» **Directions for this task**
Rewrite the listing below, replacing "pixel coordinates" with "bounding box coordinates" and leaving everything else unchanged.

--- Begin Excerpted records ---

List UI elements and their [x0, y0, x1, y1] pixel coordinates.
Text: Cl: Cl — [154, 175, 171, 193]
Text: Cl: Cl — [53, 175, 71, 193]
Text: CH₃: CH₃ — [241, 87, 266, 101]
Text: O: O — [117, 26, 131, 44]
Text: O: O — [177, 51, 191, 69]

--- End Excerpted records ---

» **Written answer**
List UI elements and their [x0, y0, x1, y1] bounding box coordinates.
Text: Cl: Cl — [154, 175, 171, 193]
Text: Cl: Cl — [53, 175, 71, 193]
Text: CH₃: CH₃ — [241, 87, 266, 101]
Text: O: O — [117, 26, 131, 44]
Text: O: O — [177, 51, 191, 69]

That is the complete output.